>> BEGIN Recorded data
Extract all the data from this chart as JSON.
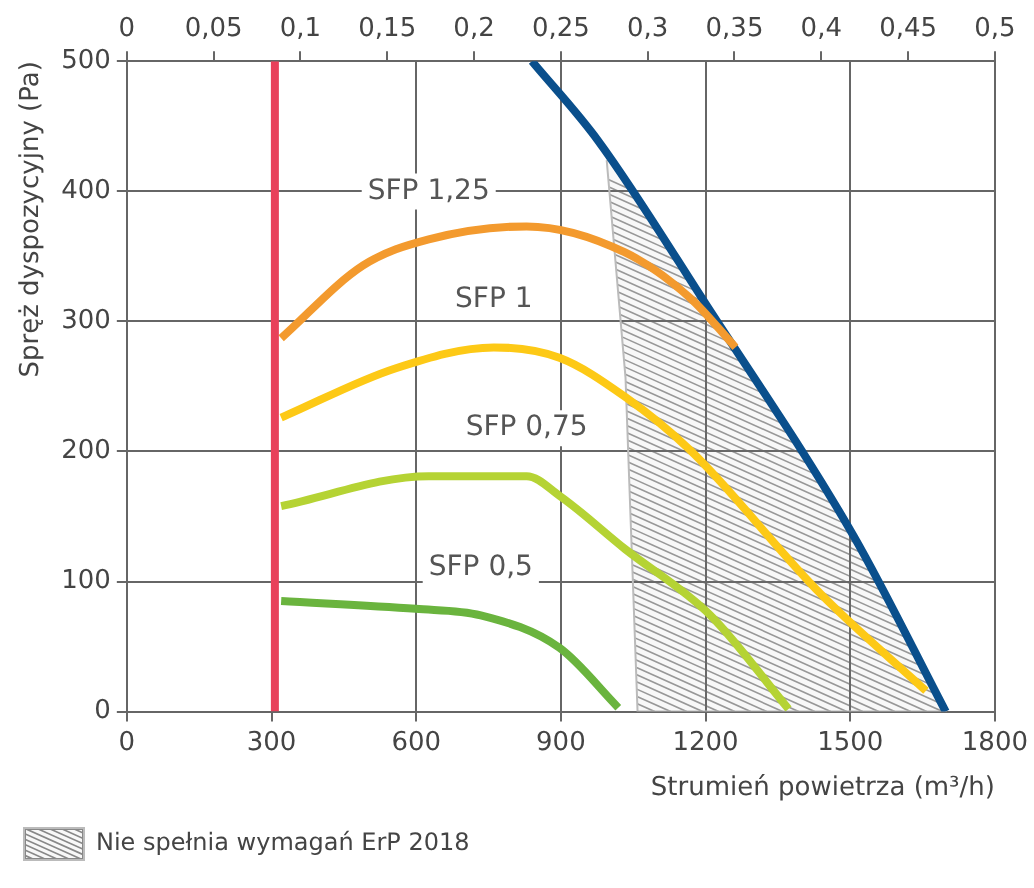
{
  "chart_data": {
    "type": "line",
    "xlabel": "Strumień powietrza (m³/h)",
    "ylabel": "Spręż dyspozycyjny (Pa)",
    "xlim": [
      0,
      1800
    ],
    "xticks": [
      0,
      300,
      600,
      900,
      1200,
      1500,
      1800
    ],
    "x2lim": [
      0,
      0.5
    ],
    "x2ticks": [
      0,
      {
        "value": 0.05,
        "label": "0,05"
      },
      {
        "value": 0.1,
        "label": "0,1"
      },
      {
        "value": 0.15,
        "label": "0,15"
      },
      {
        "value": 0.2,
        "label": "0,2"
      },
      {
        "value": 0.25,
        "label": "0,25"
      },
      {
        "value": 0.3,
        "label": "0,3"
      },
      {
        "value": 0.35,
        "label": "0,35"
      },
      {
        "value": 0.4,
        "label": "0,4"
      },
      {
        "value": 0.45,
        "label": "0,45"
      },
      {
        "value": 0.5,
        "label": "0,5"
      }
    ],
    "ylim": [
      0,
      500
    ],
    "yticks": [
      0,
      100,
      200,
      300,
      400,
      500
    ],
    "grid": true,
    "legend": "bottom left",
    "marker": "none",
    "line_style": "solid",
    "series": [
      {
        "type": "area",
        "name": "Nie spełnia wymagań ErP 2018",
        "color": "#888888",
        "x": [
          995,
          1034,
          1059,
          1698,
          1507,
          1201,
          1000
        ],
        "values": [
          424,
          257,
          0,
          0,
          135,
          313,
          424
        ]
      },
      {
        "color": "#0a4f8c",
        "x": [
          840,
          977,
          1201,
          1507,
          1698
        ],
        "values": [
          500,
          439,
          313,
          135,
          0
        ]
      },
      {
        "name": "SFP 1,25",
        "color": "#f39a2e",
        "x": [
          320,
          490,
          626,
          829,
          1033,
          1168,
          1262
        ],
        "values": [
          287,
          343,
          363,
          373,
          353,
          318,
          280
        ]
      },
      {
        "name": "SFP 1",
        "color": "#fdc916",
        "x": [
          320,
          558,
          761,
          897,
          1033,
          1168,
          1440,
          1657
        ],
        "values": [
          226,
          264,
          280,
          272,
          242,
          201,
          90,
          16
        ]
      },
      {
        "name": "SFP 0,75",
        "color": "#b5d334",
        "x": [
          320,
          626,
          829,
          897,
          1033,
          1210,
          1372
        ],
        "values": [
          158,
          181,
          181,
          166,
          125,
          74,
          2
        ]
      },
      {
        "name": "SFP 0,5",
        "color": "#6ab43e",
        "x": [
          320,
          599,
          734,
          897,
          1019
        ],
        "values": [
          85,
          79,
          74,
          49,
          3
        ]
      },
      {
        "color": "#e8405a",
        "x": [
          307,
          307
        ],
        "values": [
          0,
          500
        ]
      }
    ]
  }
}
>> END Recorded data
Restate the data above exactly, stripping out each image.

Extract all the data from this chart as JSON.
{
  "chart_data": {
    "type": "line",
    "xlabel": "Strumień powietrza (m³/h)",
    "ylabel": "Spręż dyspozycyjny (Pa)",
    "xlim": [
      0,
      1800
    ],
    "xticks": [
      0,
      300,
      600,
      900,
      1200,
      1500,
      1800
    ],
    "x2lim": [
      0,
      0.5
    ],
    "x2ticks": [
      0,
      {
        "value": 0.05,
        "label": "0,05"
      },
      {
        "value": 0.1,
        "label": "0,1"
      },
      {
        "value": 0.15,
        "label": "0,15"
      },
      {
        "value": 0.2,
        "label": "0,2"
      },
      {
        "value": 0.25,
        "label": "0,25"
      },
      {
        "value": 0.3,
        "label": "0,3"
      },
      {
        "value": 0.35,
        "label": "0,35"
      },
      {
        "value": 0.4,
        "label": "0,4"
      },
      {
        "value": 0.45,
        "label": "0,45"
      },
      {
        "value": 0.5,
        "label": "0,5"
      }
    ],
    "ylim": [
      0,
      500
    ],
    "yticks": [
      0,
      100,
      200,
      300,
      400,
      500
    ],
    "grid": true,
    "legend": "bottom left",
    "marker": "none",
    "line_style": "solid",
    "series": [
      {
        "type": "area",
        "name": "Nie spełnia wymagań ErP 2018",
        "color": "#888888",
        "x": [
          995,
          1034,
          1059,
          1698,
          1507,
          1201,
          1000
        ],
        "values": [
          424,
          257,
          0,
          0,
          135,
          313,
          424
        ]
      },
      {
        "color": "#0a4f8c",
        "x": [
          840,
          977,
          1201,
          1507,
          1698
        ],
        "values": [
          500,
          439,
          313,
          135,
          0
        ]
      },
      {
        "name": "SFP 1,25",
        "color": "#f39a2e",
        "x": [
          320,
          490,
          626,
          829,
          1033,
          1168,
          1262
        ],
        "values": [
          287,
          343,
          363,
          373,
          353,
          318,
          280
        ]
      },
      {
        "name": "SFP 1",
        "color": "#fdc916",
        "x": [
          320,
          558,
          761,
          897,
          1033,
          1168,
          1440,
          1657
        ],
        "values": [
          226,
          264,
          280,
          272,
          242,
          201,
          90,
          16
        ]
      },
      {
        "name": "SFP 0,75",
        "color": "#b5d334",
        "x": [
          320,
          626,
          829,
          897,
          1033,
          1210,
          1372
        ],
        "values": [
          158,
          181,
          181,
          166,
          125,
          74,
          2
        ]
      },
      {
        "name": "SFP 0,5",
        "color": "#6ab43e",
        "x": [
          320,
          599,
          734,
          897,
          1019
        ],
        "values": [
          85,
          79,
          74,
          49,
          3
        ]
      },
      {
        "color": "#e8405a",
        "x": [
          307,
          307
        ],
        "values": [
          0,
          500
        ]
      }
    ]
  }
}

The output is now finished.